(EXERCISE) Reproduce the records below in full and word for word, excluding pictures.

(SOURCE MATERIAL)
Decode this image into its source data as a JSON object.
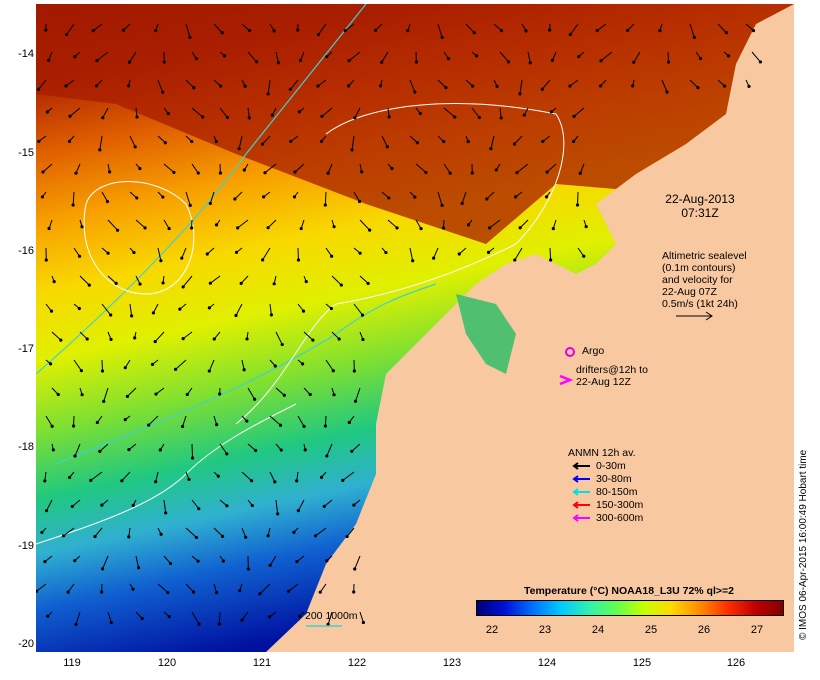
{
  "axes": {
    "lat_ticks": [
      "-14",
      "-15",
      "-16",
      "-17",
      "-18",
      "-19",
      "-20"
    ],
    "lon_ticks": [
      "119",
      "120",
      "121",
      "122",
      "123",
      "124",
      "125",
      "126"
    ]
  },
  "annotations": {
    "date_line1": "22-Aug-2013",
    "date_line2": "07:31Z",
    "altimetry_note": "Altimetric sealevel\n(0.1m contours)\nand velocity for\n22-Aug 07Z\n0.5m/s (1kt 24h)",
    "argo_label": "Argo",
    "drifters_label": "drifters@12h to\n22-Aug 12Z",
    "scale_label": "200  1000m"
  },
  "legend": {
    "title": "ANMN 12h av.",
    "items": [
      {
        "label": "0-30m",
        "color": "#000000"
      },
      {
        "label": "30-80m",
        "color": "#0000ff"
      },
      {
        "label": "80-150m",
        "color": "#00e0e0"
      },
      {
        "label": "150-300m",
        "color": "#ff0000"
      },
      {
        "label": "300-600m",
        "color": "#ff00ff"
      }
    ]
  },
  "colorbar": {
    "title": "Temperature (°C) NOAA18_L3U 72% ql>=2",
    "ticks": [
      "22",
      "23",
      "24",
      "25",
      "26",
      "27"
    ]
  },
  "footer": {
    "credit": "© IMOS 06-Apr-2015 16:00:49 Hobart time"
  },
  "colors": {
    "land": "#f8c8a0",
    "warm": "#a01800",
    "cool": "#0020c0",
    "isobath": "#40d0d0",
    "contour": "#ffffff",
    "argo": "#e000e0"
  }
}
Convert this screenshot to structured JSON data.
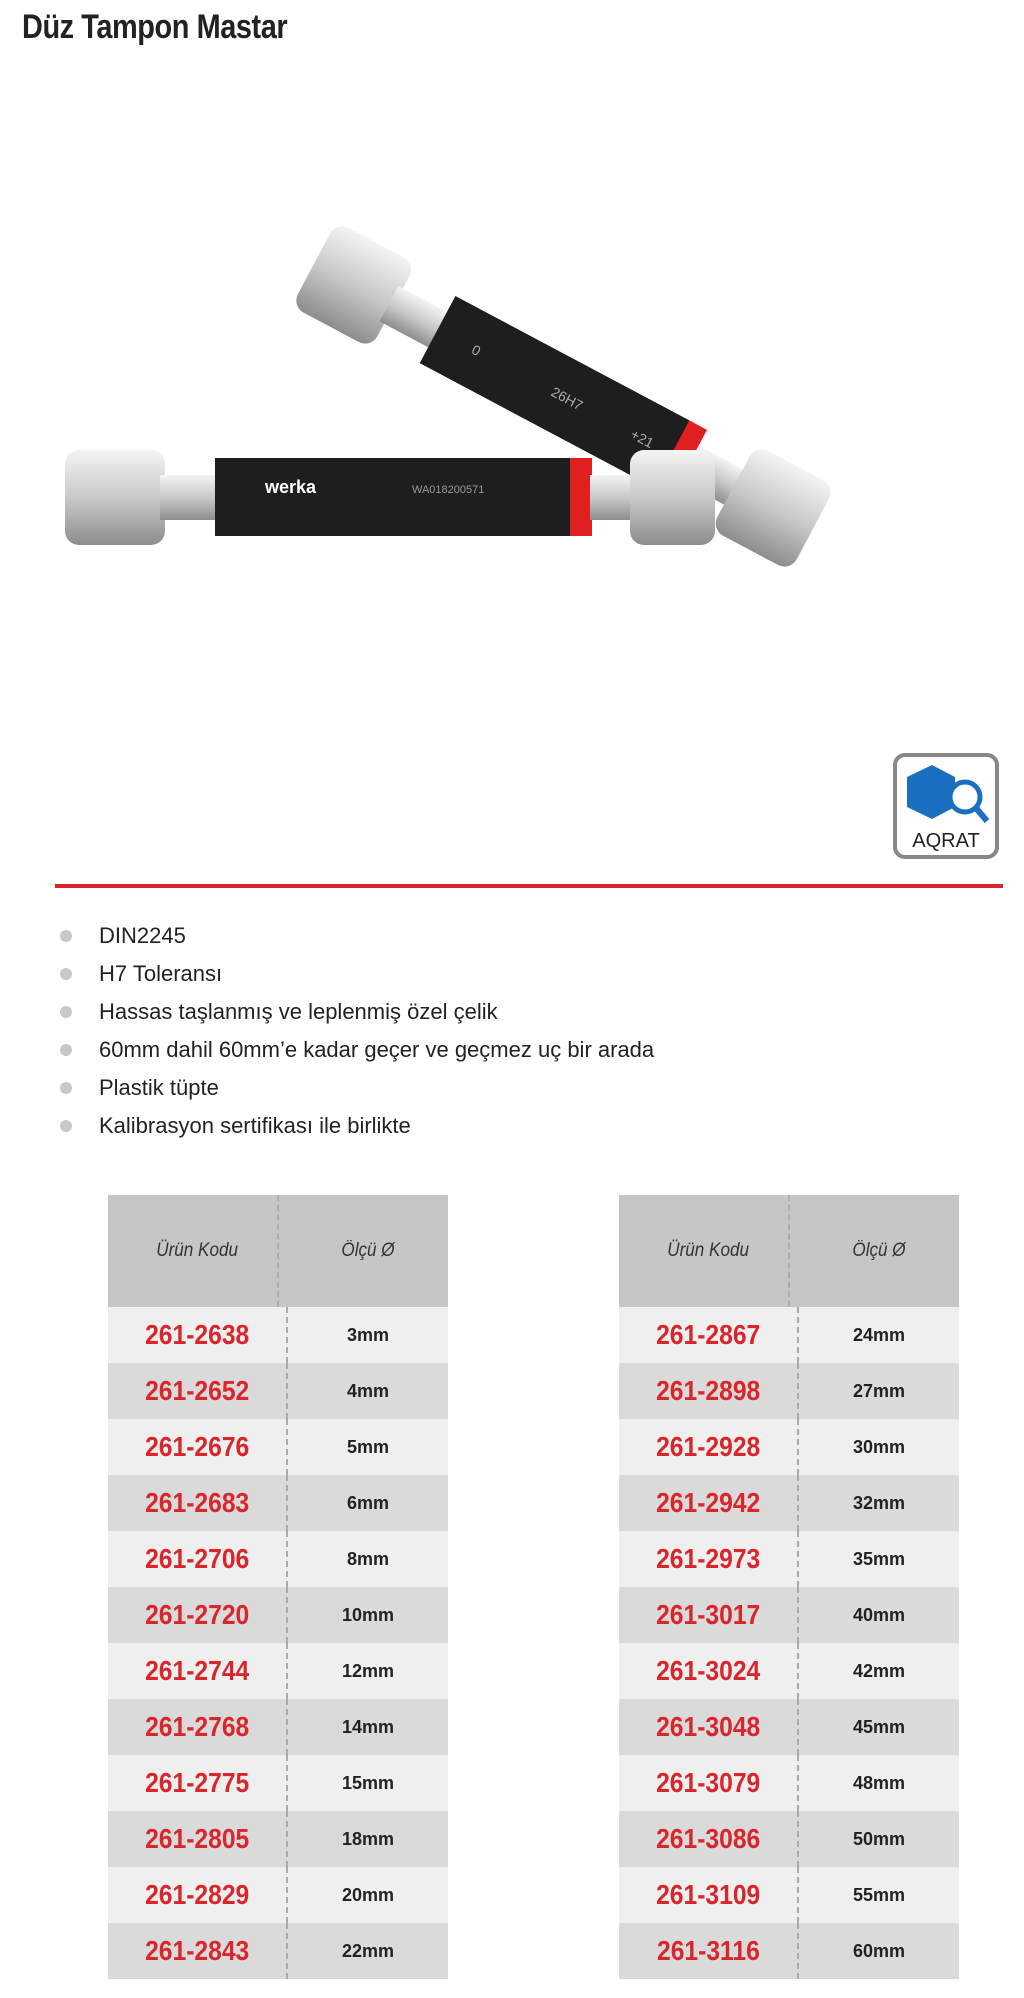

(RESULT FOR THIS TASK)
Decode this image into its source data as a JSON object.
{
  "axes": {
    "lat_ticks": [
      "-14",
      "-15",
      "-16",
      "-17",
      "-18",
      "-19",
      "-20"
    ],
    "lon_ticks": [
      "119",
      "120",
      "121",
      "122",
      "123",
      "124",
      "125",
      "126"
    ]
  },
  "annotations": {
    "date_line1": "22-Aug-2013",
    "date_line2": "07:31Z",
    "altimetry_note": "Altimetric sealevel\n(0.1m contours)\nand velocity for\n22-Aug 07Z\n0.5m/s (1kt 24h)",
    "argo_label": "Argo",
    "drifters_label": "drifters@12h to\n22-Aug 12Z",
    "scale_label": "200  1000m"
  },
  "legend": {
    "title": "ANMN 12h av.",
    "items": [
      {
        "label": "0-30m",
        "color": "#000000"
      },
      {
        "label": "30-80m",
        "color": "#0000ff"
      },
      {
        "label": "80-150m",
        "color": "#00e0e0"
      },
      {
        "label": "150-300m",
        "color": "#ff0000"
      },
      {
        "label": "300-600m",
        "color": "#ff00ff"
      }
    ]
  },
  "colorbar": {
    "title": "Temperature (°C) NOAA18_L3U 72% ql>=2",
    "ticks": [
      "22",
      "23",
      "24",
      "25",
      "26",
      "27"
    ]
  },
  "footer": {
    "credit": "© IMOS 06-Apr-2015 16:00:49 Hobart time"
  },
  "colors": {
    "land": "#f8c8a0",
    "warm": "#a01800",
    "cool": "#0020c0",
    "isobath": "#40d0d0",
    "contour": "#ffffff",
    "argo": "#e000e0"
  }
}
Convert this screenshot to structured JSON data.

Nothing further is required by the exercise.